------ INFORMATION GIVEN

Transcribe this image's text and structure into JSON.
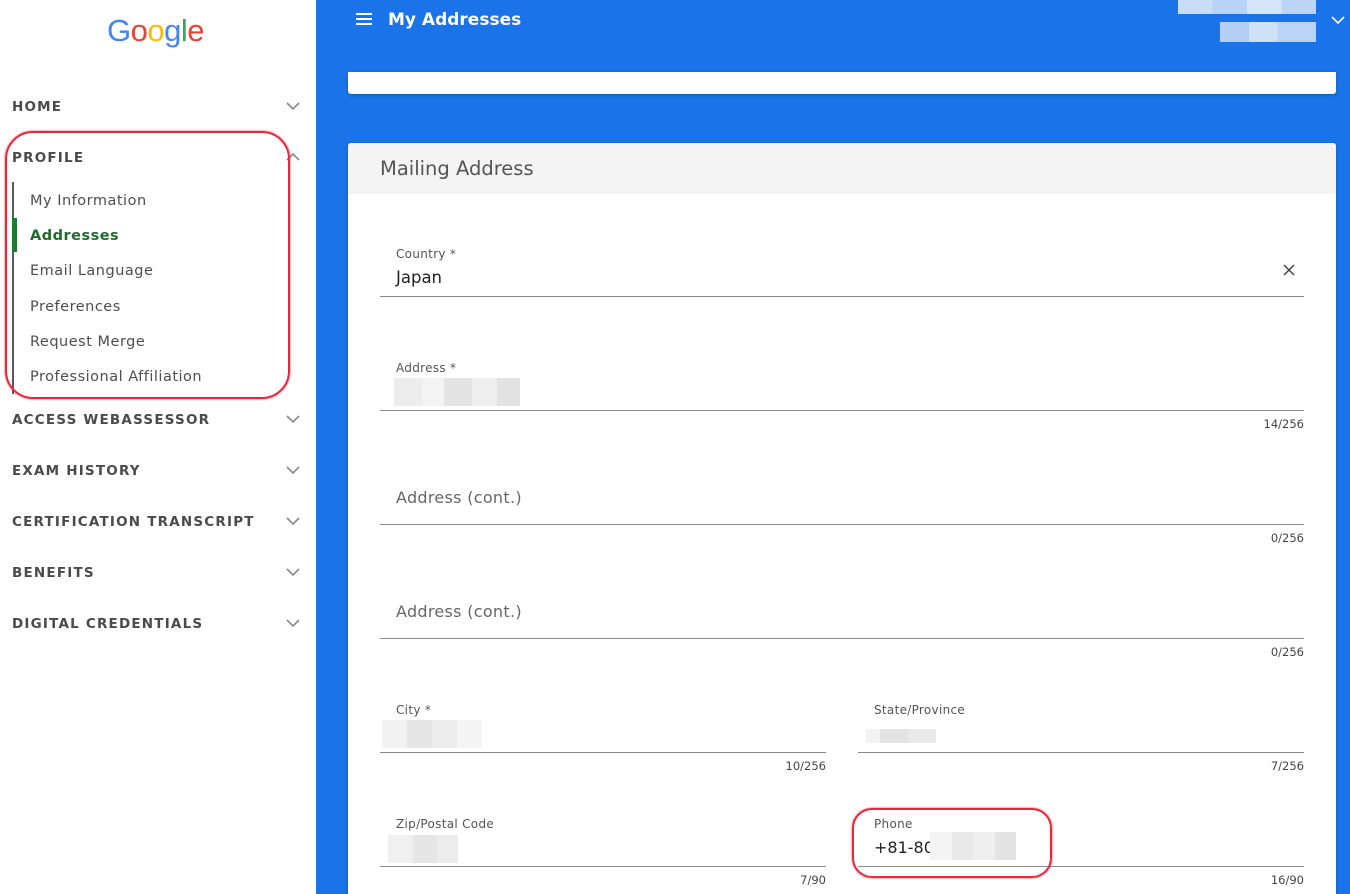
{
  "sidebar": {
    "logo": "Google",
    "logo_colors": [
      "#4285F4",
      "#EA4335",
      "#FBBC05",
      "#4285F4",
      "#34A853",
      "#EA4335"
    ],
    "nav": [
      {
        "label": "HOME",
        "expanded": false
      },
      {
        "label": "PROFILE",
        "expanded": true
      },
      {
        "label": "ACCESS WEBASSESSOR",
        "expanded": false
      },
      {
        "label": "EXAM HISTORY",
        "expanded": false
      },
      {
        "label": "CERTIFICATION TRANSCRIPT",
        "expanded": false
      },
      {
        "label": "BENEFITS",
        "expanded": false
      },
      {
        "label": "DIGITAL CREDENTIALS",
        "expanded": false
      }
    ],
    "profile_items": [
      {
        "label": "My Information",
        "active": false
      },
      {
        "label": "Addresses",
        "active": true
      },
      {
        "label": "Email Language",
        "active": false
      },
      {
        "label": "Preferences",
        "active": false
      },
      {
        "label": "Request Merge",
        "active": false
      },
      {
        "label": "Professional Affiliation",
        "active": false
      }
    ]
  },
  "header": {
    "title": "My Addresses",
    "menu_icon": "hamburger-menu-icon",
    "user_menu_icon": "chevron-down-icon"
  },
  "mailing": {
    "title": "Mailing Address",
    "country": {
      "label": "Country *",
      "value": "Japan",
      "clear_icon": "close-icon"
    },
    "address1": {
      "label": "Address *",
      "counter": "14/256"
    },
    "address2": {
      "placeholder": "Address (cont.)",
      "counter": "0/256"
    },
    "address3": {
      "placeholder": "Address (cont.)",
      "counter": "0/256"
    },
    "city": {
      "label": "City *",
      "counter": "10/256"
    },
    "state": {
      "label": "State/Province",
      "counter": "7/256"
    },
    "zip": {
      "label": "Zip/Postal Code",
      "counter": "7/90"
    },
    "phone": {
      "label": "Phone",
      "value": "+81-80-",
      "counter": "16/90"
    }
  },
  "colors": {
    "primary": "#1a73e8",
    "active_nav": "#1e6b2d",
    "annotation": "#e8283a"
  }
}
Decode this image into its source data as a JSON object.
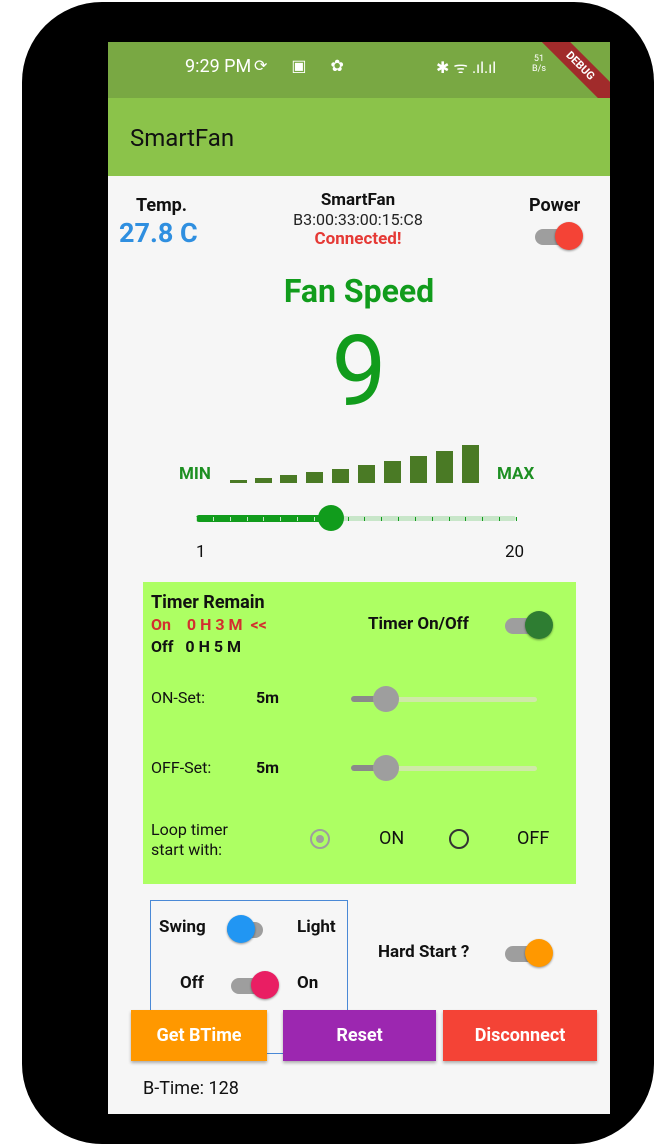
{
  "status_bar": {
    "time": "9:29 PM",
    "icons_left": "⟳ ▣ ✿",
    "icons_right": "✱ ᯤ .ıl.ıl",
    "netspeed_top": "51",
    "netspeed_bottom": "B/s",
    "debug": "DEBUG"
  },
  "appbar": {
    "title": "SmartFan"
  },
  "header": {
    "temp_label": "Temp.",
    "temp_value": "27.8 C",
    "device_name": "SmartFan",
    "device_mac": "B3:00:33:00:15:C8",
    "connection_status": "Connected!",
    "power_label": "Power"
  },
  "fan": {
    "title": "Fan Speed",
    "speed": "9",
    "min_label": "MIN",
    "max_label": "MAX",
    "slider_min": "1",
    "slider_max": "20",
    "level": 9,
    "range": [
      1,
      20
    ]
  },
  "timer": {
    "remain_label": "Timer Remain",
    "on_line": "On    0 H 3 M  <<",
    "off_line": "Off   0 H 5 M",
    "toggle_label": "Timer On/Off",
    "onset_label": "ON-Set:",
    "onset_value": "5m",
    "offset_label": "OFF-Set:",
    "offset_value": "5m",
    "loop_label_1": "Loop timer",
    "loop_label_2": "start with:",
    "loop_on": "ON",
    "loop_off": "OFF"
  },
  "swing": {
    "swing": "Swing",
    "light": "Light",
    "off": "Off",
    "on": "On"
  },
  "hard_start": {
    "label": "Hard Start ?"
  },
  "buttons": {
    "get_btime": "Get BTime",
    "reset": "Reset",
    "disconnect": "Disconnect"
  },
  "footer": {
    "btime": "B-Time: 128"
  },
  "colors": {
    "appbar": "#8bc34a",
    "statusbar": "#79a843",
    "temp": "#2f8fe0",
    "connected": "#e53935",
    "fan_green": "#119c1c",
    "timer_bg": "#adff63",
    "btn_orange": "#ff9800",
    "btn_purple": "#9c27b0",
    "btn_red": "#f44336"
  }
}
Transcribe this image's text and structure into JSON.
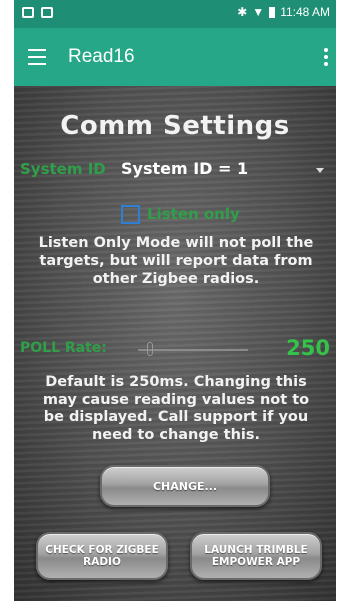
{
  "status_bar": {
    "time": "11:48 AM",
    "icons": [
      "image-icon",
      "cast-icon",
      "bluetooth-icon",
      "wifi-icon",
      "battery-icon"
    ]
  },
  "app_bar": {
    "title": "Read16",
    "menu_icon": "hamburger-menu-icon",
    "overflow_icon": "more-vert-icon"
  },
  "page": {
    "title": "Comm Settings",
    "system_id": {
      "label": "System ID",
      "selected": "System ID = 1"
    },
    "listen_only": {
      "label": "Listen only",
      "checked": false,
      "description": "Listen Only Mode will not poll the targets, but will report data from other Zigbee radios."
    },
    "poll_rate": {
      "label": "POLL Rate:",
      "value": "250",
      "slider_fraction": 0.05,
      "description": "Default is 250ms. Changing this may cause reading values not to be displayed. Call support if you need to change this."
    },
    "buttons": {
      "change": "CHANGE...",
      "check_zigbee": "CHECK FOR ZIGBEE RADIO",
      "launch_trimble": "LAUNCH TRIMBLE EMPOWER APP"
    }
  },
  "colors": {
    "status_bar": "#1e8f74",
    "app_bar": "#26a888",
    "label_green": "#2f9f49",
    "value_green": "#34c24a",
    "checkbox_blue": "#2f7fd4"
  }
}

------------
------ INFORMATION GIVEN

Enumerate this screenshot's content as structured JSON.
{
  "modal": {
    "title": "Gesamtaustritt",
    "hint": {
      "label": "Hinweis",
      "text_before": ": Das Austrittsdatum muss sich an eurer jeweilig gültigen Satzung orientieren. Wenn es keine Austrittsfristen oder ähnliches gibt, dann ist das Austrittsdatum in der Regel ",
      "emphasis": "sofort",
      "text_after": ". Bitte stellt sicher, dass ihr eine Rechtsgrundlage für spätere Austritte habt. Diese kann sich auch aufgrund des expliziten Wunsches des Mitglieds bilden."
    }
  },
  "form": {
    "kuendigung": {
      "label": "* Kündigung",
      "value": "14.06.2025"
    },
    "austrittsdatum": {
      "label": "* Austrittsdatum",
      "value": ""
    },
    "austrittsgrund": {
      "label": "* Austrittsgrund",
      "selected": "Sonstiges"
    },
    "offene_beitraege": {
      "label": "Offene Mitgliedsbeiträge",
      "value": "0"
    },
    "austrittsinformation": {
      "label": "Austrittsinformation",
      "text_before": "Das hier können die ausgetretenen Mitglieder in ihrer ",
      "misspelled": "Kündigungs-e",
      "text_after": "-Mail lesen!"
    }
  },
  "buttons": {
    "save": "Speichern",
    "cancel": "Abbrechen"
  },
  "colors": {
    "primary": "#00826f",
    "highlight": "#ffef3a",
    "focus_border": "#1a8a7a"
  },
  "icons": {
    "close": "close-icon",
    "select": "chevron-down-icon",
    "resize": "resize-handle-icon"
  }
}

------------

SHORT EXERCISE.
Gather and copy every line of the data in which the string "close" is found.

SOLUTION.
      "clear_icon": "close-icon"
    "close": "close-icon",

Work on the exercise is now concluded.